**Given problem**
Across the material below, how many lines contain the word "University"? Give only the number.

**Given records**

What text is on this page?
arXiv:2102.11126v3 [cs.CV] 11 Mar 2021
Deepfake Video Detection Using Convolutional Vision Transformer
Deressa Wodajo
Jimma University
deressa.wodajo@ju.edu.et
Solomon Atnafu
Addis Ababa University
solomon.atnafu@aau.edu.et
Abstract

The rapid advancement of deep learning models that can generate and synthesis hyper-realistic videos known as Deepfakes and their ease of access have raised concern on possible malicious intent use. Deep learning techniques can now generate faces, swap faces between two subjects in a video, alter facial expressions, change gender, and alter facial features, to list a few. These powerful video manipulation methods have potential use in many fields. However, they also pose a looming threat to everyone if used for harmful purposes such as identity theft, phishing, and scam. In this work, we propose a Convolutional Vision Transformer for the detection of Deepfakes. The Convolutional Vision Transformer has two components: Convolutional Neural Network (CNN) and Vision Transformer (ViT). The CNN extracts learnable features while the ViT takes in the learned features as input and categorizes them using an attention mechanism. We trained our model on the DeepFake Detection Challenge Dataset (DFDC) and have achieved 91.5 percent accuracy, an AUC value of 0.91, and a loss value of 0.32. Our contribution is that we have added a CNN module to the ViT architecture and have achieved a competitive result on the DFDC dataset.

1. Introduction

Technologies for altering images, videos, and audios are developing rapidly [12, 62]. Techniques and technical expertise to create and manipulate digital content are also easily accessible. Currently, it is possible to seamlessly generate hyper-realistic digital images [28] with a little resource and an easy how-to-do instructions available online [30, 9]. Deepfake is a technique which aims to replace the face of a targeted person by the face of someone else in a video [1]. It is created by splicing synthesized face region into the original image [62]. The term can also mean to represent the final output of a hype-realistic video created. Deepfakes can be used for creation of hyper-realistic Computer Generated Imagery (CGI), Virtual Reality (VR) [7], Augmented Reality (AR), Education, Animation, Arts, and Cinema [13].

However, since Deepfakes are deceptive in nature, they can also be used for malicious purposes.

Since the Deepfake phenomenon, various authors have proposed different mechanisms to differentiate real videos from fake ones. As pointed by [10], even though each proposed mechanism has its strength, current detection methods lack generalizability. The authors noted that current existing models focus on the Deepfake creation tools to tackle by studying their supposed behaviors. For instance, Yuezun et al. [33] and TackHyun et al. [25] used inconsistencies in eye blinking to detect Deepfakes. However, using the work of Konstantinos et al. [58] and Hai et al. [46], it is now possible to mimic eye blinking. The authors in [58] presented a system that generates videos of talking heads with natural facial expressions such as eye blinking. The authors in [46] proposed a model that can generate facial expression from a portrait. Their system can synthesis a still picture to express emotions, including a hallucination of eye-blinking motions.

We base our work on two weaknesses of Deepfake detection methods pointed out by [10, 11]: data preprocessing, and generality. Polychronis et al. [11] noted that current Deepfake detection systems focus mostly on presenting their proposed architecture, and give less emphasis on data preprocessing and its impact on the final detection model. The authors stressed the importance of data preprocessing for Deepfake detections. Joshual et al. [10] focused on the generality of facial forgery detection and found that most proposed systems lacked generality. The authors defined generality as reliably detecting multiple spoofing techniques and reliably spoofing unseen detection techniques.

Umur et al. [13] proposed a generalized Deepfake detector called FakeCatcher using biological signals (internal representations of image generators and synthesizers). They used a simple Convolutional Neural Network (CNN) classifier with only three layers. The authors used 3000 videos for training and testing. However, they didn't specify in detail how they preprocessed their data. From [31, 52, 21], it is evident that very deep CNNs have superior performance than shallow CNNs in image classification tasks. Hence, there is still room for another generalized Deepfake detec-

**Full answer**
2